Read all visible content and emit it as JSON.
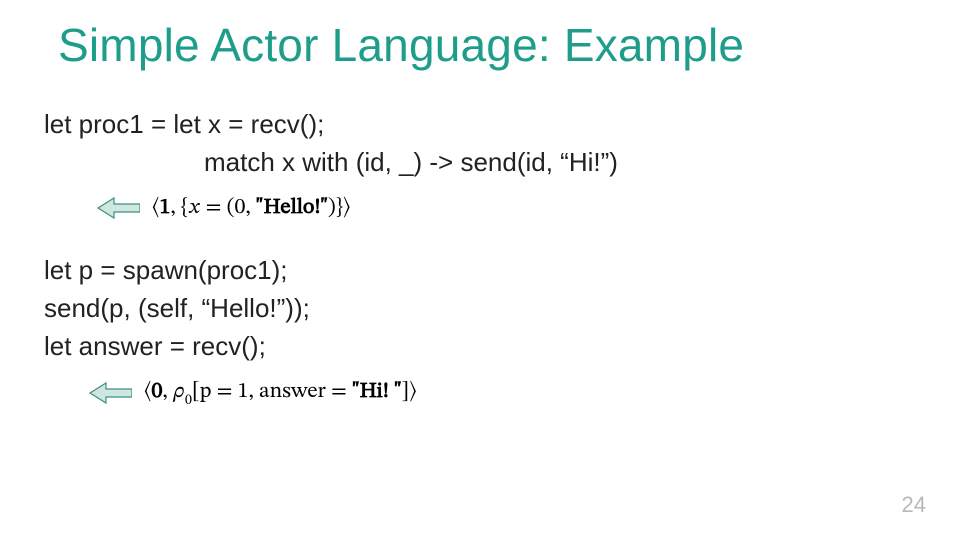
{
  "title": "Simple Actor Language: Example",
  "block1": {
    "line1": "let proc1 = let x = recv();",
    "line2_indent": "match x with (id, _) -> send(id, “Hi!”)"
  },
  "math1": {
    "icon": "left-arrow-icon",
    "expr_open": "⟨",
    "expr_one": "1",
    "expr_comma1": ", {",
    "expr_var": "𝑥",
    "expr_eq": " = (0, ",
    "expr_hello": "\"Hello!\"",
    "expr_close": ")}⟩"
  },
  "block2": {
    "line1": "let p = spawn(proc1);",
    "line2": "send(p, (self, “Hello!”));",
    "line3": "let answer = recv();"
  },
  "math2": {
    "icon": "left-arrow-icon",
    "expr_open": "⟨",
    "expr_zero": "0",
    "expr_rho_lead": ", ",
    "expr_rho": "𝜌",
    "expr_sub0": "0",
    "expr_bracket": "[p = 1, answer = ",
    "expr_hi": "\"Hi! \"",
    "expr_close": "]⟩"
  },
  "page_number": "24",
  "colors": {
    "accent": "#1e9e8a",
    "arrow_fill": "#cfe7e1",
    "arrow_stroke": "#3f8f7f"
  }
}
══════════════════════════════
Please transcribe the material above exactly as written. Leave the pictures out.

Read all visible content and emit it as JSON.
{
  "title": "Simple Actor Language: Example",
  "block1": {
    "line1": "let proc1 = let x = recv();",
    "line2_indent": "match x with (id, _) -> send(id, “Hi!”)"
  },
  "math1": {
    "icon": "left-arrow-icon",
    "expr_open": "⟨",
    "expr_one": "1",
    "expr_comma1": ", {",
    "expr_var": "𝑥",
    "expr_eq": " = (0, ",
    "expr_hello": "\"Hello!\"",
    "expr_close": ")}⟩"
  },
  "block2": {
    "line1": "let p = spawn(proc1);",
    "line2": "send(p, (self, “Hello!”));",
    "line3": "let answer = recv();"
  },
  "math2": {
    "icon": "left-arrow-icon",
    "expr_open": "⟨",
    "expr_zero": "0",
    "expr_rho_lead": ", ",
    "expr_rho": "𝜌",
    "expr_sub0": "0",
    "expr_bracket": "[p = 1, answer = ",
    "expr_hi": "\"Hi! \"",
    "expr_close": "]⟩"
  },
  "page_number": "24",
  "colors": {
    "accent": "#1e9e8a",
    "arrow_fill": "#cfe7e1",
    "arrow_stroke": "#3f8f7f"
  }
}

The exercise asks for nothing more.